Challenge. Repeat the listing in full, exactly as it stands.

[Records from a dataset]

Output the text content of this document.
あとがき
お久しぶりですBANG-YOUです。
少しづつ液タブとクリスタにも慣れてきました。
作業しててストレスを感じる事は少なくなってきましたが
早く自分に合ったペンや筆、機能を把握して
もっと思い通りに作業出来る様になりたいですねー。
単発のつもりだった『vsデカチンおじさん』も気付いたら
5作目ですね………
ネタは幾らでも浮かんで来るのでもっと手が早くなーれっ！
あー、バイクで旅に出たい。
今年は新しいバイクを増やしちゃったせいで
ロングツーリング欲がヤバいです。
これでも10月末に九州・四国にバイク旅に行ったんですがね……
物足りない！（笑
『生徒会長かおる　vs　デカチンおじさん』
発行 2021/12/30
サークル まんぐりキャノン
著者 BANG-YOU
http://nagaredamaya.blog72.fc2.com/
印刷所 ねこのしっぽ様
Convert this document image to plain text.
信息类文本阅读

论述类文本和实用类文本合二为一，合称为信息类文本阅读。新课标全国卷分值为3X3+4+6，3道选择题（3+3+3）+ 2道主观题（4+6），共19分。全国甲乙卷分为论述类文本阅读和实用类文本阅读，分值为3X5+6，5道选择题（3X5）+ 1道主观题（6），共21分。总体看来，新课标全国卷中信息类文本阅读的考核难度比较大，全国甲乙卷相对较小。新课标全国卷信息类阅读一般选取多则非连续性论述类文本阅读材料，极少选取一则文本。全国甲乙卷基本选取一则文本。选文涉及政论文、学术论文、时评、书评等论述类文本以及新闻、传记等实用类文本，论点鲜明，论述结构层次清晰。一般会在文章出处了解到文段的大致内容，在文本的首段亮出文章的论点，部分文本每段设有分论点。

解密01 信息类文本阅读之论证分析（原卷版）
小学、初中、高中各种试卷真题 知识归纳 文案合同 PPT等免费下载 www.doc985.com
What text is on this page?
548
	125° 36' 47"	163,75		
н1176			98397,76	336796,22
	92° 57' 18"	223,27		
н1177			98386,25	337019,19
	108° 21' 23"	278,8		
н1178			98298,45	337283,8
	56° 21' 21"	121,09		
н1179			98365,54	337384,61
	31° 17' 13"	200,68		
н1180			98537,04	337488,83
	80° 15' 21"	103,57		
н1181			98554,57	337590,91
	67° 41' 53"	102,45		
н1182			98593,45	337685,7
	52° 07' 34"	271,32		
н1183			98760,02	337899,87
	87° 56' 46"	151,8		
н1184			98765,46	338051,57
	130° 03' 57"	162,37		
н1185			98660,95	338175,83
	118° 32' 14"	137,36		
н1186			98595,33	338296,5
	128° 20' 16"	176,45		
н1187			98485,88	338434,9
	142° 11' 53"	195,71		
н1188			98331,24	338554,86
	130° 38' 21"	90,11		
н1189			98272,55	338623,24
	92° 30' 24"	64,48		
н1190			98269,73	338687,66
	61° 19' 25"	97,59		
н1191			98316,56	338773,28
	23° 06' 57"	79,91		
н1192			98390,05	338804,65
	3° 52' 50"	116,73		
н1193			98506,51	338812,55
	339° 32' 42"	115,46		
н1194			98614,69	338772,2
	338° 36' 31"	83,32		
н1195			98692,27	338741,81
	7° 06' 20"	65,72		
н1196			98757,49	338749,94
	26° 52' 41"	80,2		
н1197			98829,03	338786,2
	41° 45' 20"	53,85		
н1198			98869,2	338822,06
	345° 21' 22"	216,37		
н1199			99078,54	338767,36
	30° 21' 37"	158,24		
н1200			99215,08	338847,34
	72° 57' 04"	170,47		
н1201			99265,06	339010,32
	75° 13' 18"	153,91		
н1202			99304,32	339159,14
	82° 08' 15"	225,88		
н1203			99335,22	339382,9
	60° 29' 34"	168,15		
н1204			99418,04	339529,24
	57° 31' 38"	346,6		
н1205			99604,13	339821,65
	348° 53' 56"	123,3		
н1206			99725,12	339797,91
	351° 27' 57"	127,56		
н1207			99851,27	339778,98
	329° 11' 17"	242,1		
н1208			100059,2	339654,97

Complete answer.
Output the text content of this document.
あとがき
お久しぶりですBANG-YOUです。
少しづつ液タブとクリスタにも慣れてきました。
作業しててストレスを感じる事は少なくなってきましたが
早く自分に合ったペンや筆、機能を把握して
もっと思い通りに作業出来る様になりたいですねー。
単発のつもりだった『vsデカチンおじさん』も気付いたら
5作目ですね………
ネタは幾らでも浮かんで来るのでもっと手が早くなーれっ！
あー、バイクで旅に出たい。
今年は新しいバイクを増やしちゃったせいで
ロングツーリング欲がヤバいです。
これでも10月末に九州・四国にバイク旅に行ったんですがね……
物足りない！（笑
『生徒会長かおる　vs　デカチンおじさん』
発行 2021/12/30
サークル まんぐりキャノン
著者 BANG-YOU
http://nagaredamaya.blog72.fc2.com/
印刷所 ねこのしっぽ様
Convert this document image to plain text.
信息类文本阅读

论述类文本和实用类文本合二为一，合称为信息类文本阅读。新课标全国卷分值为3X3+4+6，3道选择题（3+3+3）+ 2道主观题（4+6），共19分。全国甲乙卷分为论述类文本阅读和实用类文本阅读，分值为3X5+6，5道选择题（3X5）+ 1道主观题（6），共21分。总体看来，新课标全国卷中信息类文本阅读的考核难度比较大，全国甲乙卷相对较小。新课标全国卷信息类阅读一般选取多则非连续性论述类文本阅读材料，极少选取一则文本。全国甲乙卷基本选取一则文本。选文涉及政论文、学术论文、时评、书评等论述类文本以及新闻、传记等实用类文本，论点鲜明，论述结构层次清晰。一般会在文章出处了解到文段的大致内容，在文本的首段亮出文章的论点，部分文本每段设有分论点。

解密01 信息类文本阅读之论证分析（原卷版）
小学、初中、高中各种试卷真题 知识归纳 文案合同 PPT等免费下载 www.doc985.com
What text is on this page?
548
	125° 36' 47"	163,75		
н1176			98397,76	336796,22
	92° 57' 18"	223,27		
н1177			98386,25	337019,19
	108° 21' 23"	278,8		
н1178			98298,45	337283,8
	56° 21' 21"	121,09		
н1179			98365,54	337384,61
	31° 17' 13"	200,68		
н1180			98537,04	337488,83
	80° 15' 21"	103,57		
н1181			98554,57	337590,91
	67° 41' 53"	102,45		
н1182			98593,45	337685,7
	52° 07' 34"	271,32		
н1183			98760,02	337899,87
	87° 56' 46"	151,8		
н1184			98765,46	338051,57
	130° 03' 57"	162,37		
н1185			98660,95	338175,83
	118° 32' 14"	137,36		
н1186			98595,33	338296,5
	128° 20' 16"	176,45		
н1187			98485,88	338434,9
	142° 11' 53"	195,71		
н1188			98331,24	338554,86
	130° 38' 21"	90,11		
н1189			98272,55	338623,24
	92° 30' 24"	64,48		
н1190			98269,73	338687,66
	61° 19' 25"	97,59		
н1191			98316,56	338773,28
	23° 06' 57"	79,91		
н1192			98390,05	338804,65
	3° 52' 50"	116,73		
н1193			98506,51	338812,55
	339° 32' 42"	115,46		
н1194			98614,69	338772,2
	338° 36' 31"	83,32		
н1195			98692,27	338741,81
	7° 06' 20"	65,72		
н1196			98757,49	338749,94
	26° 52' 41"	80,2		
н1197			98829,03	338786,2
	41° 45' 20"	53,85		
н1198			98869,2	338822,06
	345° 21' 22"	216,37		
н1199			99078,54	338767,36
	30° 21' 37"	158,24		
н1200			99215,08	338847,34
	72° 57' 04"	170,47		
н1201			99265,06	339010,32
	75° 13' 18"	153,91		
н1202			99304,32	339159,14
	82° 08' 15"	225,88		
н1203			99335,22	339382,9
	60° 29' 34"	168,15		
н1204			99418,04	339529,24
	57° 31' 38"	346,6		
н1205			99604,13	339821,65
	348° 53' 56"	123,3		
н1206			99725,12	339797,91
	351° 27' 57"	127,56		
н1207			99851,27	339778,98
	329° 11' 17"	242,1		
н1208			100059,2	339654,97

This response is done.